| Extracted data entries |

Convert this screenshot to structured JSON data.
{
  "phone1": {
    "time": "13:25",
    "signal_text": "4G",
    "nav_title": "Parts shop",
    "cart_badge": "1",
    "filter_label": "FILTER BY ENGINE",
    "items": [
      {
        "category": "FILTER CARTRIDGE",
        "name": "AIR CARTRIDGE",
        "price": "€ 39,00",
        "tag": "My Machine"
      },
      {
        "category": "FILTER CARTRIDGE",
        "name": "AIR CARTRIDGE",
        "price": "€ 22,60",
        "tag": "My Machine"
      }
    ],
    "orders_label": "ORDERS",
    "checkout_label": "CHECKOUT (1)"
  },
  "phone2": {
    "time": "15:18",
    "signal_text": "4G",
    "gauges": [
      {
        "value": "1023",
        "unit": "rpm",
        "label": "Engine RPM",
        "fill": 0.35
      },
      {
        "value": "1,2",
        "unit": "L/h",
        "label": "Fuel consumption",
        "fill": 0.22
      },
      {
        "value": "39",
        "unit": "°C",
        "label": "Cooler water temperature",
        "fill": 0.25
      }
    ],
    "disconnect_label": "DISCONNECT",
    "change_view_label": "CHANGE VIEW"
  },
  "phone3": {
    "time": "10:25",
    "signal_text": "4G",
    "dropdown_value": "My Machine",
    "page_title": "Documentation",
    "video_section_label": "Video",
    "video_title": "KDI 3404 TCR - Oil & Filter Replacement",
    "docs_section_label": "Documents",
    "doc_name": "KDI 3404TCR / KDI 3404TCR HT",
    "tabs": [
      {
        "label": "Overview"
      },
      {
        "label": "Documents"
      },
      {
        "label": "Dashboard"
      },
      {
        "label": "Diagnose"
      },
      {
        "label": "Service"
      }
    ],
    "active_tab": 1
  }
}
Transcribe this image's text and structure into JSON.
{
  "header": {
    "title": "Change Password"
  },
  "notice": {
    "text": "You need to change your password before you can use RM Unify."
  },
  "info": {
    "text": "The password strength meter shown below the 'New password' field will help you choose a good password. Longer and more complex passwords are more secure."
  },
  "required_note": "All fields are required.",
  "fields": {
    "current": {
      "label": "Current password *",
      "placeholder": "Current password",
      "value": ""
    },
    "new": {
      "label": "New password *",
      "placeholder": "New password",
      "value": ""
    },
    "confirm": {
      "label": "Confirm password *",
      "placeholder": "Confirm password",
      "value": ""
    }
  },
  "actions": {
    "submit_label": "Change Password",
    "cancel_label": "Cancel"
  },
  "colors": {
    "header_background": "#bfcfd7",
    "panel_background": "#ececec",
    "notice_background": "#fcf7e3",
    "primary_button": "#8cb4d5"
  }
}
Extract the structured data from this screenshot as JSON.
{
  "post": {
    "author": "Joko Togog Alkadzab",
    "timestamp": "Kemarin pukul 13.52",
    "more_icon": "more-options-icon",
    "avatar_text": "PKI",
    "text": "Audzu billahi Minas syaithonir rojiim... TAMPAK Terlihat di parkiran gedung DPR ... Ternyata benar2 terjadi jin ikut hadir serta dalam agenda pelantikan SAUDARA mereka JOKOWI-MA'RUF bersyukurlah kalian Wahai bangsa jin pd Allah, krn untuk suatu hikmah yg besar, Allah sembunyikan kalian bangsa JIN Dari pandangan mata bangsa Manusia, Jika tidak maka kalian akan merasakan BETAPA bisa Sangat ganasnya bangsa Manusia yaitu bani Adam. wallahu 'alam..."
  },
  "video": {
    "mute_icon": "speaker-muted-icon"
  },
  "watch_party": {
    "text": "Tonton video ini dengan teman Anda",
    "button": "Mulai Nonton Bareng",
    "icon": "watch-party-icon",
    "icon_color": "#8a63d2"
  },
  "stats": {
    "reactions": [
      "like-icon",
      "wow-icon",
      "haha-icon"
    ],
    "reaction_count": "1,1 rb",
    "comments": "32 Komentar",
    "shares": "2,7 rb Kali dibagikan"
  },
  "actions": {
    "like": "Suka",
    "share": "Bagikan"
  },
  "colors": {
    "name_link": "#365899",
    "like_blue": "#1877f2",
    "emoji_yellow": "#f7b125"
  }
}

| Written problem |
Output exactly the lines above, from the one holding "Extract the structured" through the end of the data, including the first and last.

| Written response |
Extract the structured data from this screenshot as JSON.
{
  "post": {
    "author": "Joko Togog Alkadzab",
    "timestamp": "Kemarin pukul 13.52",
    "more_icon": "more-options-icon",
    "avatar_text": "PKI",
    "text": "Audzu billahi Minas syaithonir rojiim... TAMPAK Terlihat di parkiran gedung DPR ... Ternyata benar2 terjadi jin ikut hadir serta dalam agenda pelantikan SAUDARA mereka JOKOWI-MA'RUF bersyukurlah kalian Wahai bangsa jin pd Allah, krn untuk suatu hikmah yg besar, Allah sembunyikan kalian bangsa JIN Dari pandangan mata bangsa Manusia, Jika tidak maka kalian akan merasakan BETAPA bisa Sangat ganasnya bangsa Manusia yaitu bani Adam. wallahu 'alam..."
  },
  "video": {
    "mute_icon": "speaker-muted-icon"
  },
  "watch_party": {
    "text": "Tonton video ini dengan teman Anda",
    "button": "Mulai Nonton Bareng",
    "icon": "watch-party-icon",
    "icon_color": "#8a63d2"
  },
  "stats": {
    "reactions": [
      "like-icon",
      "wow-icon",
      "haha-icon"
    ],
    "reaction_count": "1,1 rb",
    "comments": "32 Komentar",
    "shares": "2,7 rb Kali dibagikan"
  },
  "actions": {
    "like": "Suka",
    "share": "Bagikan"
  },
  "colors": {
    "name_link": "#365899",
    "like_blue": "#1877f2",
    "emoji_yellow": "#f7b125"
  }
}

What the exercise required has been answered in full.